INSTRUCTIONS TO FOLLOW
Locate the string "Handmade" in the listing below. Copy every line where it is found.

DATA FOR THE TASK
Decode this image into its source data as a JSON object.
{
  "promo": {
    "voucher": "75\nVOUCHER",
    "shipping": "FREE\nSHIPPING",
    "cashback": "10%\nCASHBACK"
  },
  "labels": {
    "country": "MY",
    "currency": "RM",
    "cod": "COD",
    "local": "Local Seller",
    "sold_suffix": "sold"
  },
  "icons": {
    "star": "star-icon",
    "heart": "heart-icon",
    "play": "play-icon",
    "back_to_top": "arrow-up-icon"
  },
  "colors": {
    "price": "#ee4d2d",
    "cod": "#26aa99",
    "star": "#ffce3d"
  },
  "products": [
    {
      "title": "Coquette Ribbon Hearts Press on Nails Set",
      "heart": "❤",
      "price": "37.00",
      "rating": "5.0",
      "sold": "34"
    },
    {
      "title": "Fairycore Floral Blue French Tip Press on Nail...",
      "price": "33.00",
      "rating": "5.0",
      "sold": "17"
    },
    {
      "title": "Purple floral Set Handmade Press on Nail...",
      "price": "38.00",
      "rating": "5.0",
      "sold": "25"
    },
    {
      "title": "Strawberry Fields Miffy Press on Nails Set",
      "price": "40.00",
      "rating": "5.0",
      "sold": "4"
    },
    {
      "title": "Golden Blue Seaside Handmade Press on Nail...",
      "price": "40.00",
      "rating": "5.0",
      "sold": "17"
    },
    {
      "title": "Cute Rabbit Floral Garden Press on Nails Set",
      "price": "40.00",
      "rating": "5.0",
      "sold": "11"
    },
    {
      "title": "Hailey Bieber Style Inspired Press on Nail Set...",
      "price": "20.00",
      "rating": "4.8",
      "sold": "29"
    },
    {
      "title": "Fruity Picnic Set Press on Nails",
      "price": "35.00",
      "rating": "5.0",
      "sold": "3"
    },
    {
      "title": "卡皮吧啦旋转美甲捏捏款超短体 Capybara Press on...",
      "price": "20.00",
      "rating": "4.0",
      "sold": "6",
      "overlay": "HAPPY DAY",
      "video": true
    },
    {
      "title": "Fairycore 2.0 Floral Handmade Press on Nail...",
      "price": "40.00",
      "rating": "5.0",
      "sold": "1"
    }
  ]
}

SOLUTION TO THIS TASK
      "title": "Purple floral Set Handmade Press on Nail...",
      "title": "Golden Blue Seaside Handmade Press on Nail...",
      "title": "Fairycore 2.0 Floral Handmade Press on Nail...",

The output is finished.